_About this task_
Search the material for lines containing the word "anatomy", and copy each one.
# # # # #
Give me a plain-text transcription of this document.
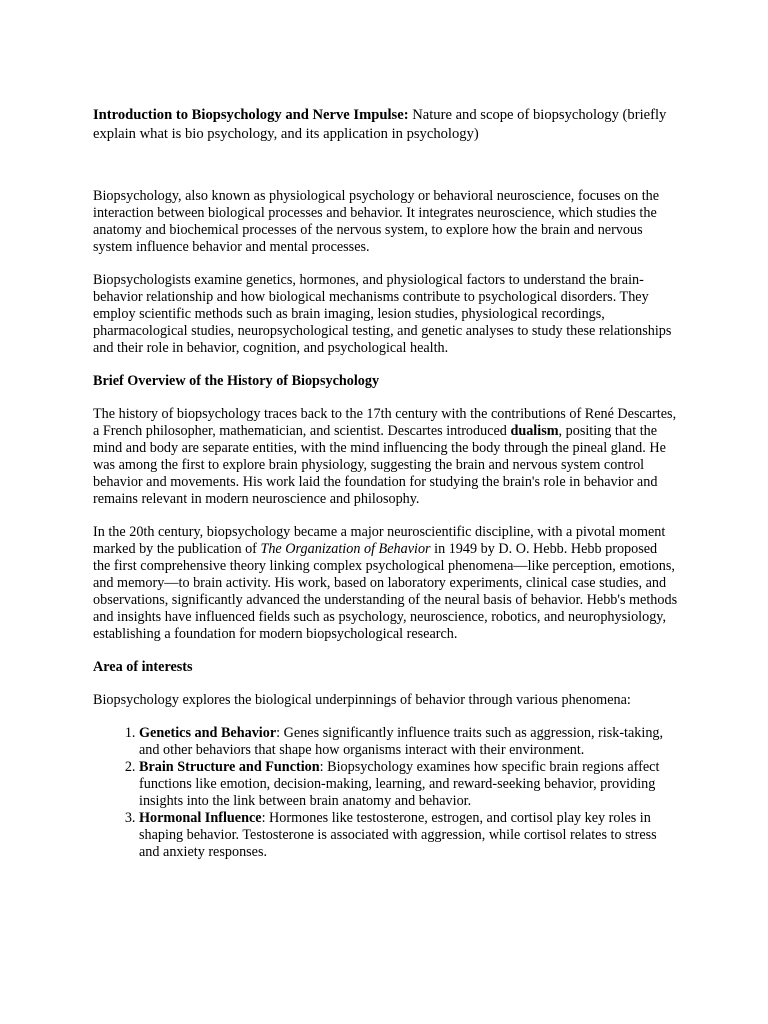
Introduction to Biopsychology and Nerve Impulse: Nature and scope of biopsychology (briefly explain what is bio psychology, and its application in psychology)

Biopsychology, also known as physiological psychology or behavioral neuroscience, focuses on the interaction between biological processes and behavior. It integrates neuroscience, which studies the anatomy and biochemical processes of the nervous system, to explore how the brain and nervous system influence behavior and mental processes.

Biopsychologists examine genetics, hormones, and physiological factors to understand the brain-behavior relationship and how biological mechanisms contribute to psychological disorders. They employ scientific methods such as brain imaging, lesion studies, physiological recordings, pharmacological studies, neuropsychological testing, and genetic analyses to study these relationships and their role in behavior, cognition, and psychological health.

Brief Overview of the History of Biopsychology

The history of biopsychology traces back to the 17th century with the contributions of René Descartes, a French philosopher, mathematician, and scientist. Descartes introduced dualism, positing that the mind and body are separate entities, with the mind influencing the body through the pineal gland. He was among the first to explore brain physiology, suggesting the brain and nervous system control behavior and movements. His work laid the foundation for studying the brain's role in behavior and remains relevant in modern neuroscience and philosophy.

In the 20th century, biopsychology became a major neuroscientific discipline, with a pivotal moment marked by the publication of The Organization of Behavior in 1949 by D. O. Hebb. Hebb proposed the first comprehensive theory linking complex psychological phenomena—like perception, emotions, and memory—to brain activity. His work, based on laboratory experiments, clinical case studies, and observations, significantly advanced the understanding of the neural basis of behavior. Hebb's methods and insights have influenced fields such as psychology, neuroscience, robotics, and neurophysiology, establishing a foundation for modern biopsychological research.

Area of interests

Biopsychology explores the biological underpinnings of behavior through various phenomena:

1. Genetics and Behavior: Genes significantly influence traits such as aggression, risk-taking, and other behaviors that shape how organisms interact with their environment.
2. Brain Structure and Function: Biopsychology examines how specific brain regions affect functions like emotion, decision-making, learning, and reward-seeking behavior, providing insights into the link between brain anatomy and behavior.
3. Hormonal Influence: Hormones like testosterone, estrogen, and cortisol play key roles in shaping behavior. Testosterone is associated with aggression, while cortisol relates to stress and anxiety responses.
# # # # #
_Task result_
Biopsychology, also known as physiological psychology or behavioral neuroscience, focuses on the interaction between biological processes and behavior. It integrates neuroscience, which studies the anatomy and biochemical processes of the nervous system, to explore how the brain and nervous system influence behavior and mental processes.
2. Brain Structure and Function: Biopsychology examines how specific brain regions affect functions like emotion, decision-making, learning, and reward-seeking behavior, providing insights into the link between brain anatomy and behavior.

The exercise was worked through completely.